## Directives
- a) In the bug report about __builtin_convertvector, how many replies does the thread have?
- b) Repeat the part of the bug report about __builtin_convertvector that opens with the words containing "public inbox for" and closes with "(permalink / raw)".

## Given text
[Start]

[Bug target/95762] New: Failure to optimize __builtin_convertvector from vector of 16 chars to vector of 16 shorts in a single instruction on AVX2

public inbox for gcc-bugs@sourceware.org
help / color / mirror / Atom feed

* [Bug target/95762] New: Failure to optimize __builtin_convertvector from vector of 16 chars to vector of 16 shorts in a single instruction on AVX2
@ 2020-06-19  9:35 gabravier at gmail dot com
  2020-06-19  9:45 ` [Bug target/95762] " rguenth at gcc dot gnu.org
                   ` (4 more replies)
  0 siblings, 5 replies; 6+ messages in thread
From: gabravier at gmail dot com @ 2020-06-19  9:35 UTC (permalink / raw)

[End]

## Dataset section
[Start]

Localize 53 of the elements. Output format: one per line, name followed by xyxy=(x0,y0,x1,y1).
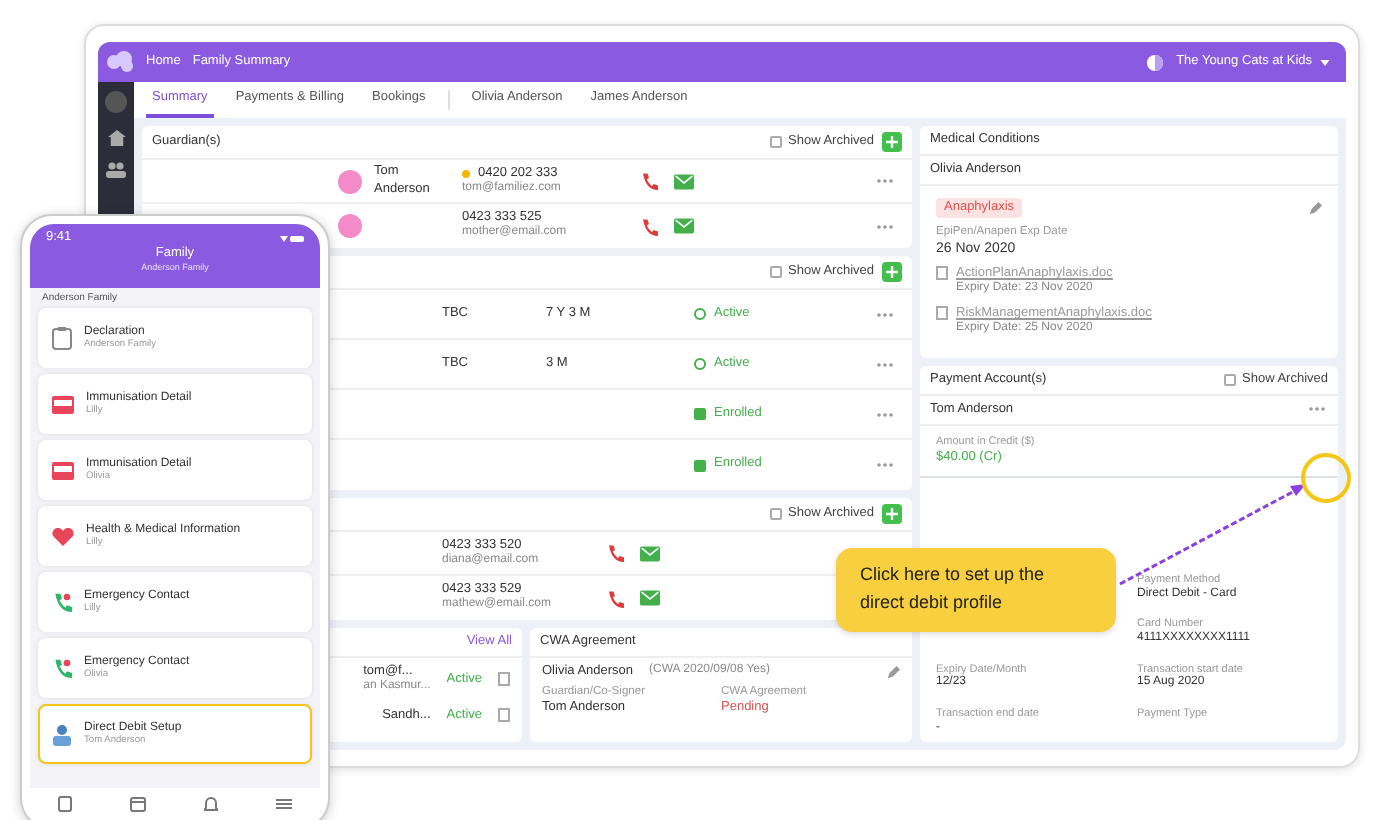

[End]

## Written responses
- a) 5 replies

- b)
public inbox for gcc-bugs@sourceware.org
help / color / mirror / Atom feed

* [Bug target/95762] New: Failure to optimize __builtin_convertvector from vector of 16 chars to vector of 16 shorts in a single instruction on AVX2
@ 2020-06-19  9:35 gabravier at gmail dot com
  2020-06-19  9:45 ` [Bug target/95762] " rguenth at gcc dot gnu.org
                   ` (4 more replies)
  0 siblings, 5 replies; 6+ messages in thread
From: gabravier at gmail dot com @ 2020-06-19  9:35 UTC (permalink / raw)